▽
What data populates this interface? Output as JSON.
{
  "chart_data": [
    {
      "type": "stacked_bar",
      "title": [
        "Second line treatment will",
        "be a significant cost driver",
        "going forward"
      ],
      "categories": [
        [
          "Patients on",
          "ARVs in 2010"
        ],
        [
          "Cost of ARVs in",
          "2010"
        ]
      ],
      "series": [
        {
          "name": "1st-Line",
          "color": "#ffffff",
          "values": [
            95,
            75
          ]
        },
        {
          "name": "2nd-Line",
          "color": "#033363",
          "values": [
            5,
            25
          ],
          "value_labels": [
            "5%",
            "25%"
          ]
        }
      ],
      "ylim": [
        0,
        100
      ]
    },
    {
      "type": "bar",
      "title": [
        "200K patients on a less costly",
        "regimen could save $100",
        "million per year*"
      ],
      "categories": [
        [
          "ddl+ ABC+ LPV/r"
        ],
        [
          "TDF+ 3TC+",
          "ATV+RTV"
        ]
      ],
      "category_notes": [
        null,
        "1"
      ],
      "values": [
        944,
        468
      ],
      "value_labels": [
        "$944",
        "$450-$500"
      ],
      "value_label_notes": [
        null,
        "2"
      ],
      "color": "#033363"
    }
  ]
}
△
## Work instruction
Give the entries again exactly, every one.

## Task result
What data populates this interface? Output as JSON.
{
  "chart_data": [
    {
      "type": "stacked_bar",
      "title": [
        "Second line treatment will",
        "be a significant cost driver",
        "going forward"
      ],
      "categories": [
        [
          "Patients on",
          "ARVs in 2010"
        ],
        [
          "Cost of ARVs in",
          "2010"
        ]
      ],
      "series": [
        {
          "name": "1st-Line",
          "color": "#ffffff",
          "values": [
            95,
            75
          ]
        },
        {
          "name": "2nd-Line",
          "color": "#033363",
          "values": [
            5,
            25
          ],
          "value_labels": [
            "5%",
            "25%"
          ]
        }
      ],
      "ylim": [
        0,
        100
      ]
    },
    {
      "type": "bar",
      "title": [
        "200K patients on a less costly",
        "regimen could save $100",
        "million per year*"
      ],
      "categories": [
        [
          "ddl+ ABC+ LPV/r"
        ],
        [
          "TDF+ 3TC+",
          "ATV+RTV"
        ]
      ],
      "category_notes": [
        null,
        "1"
      ],
      "values": [
        944,
        468
      ],
      "value_labels": [
        "$944",
        "$450-$500"
      ],
      "value_label_notes": [
        null,
        "2"
      ],
      "color": "#033363"
    }
  ]
}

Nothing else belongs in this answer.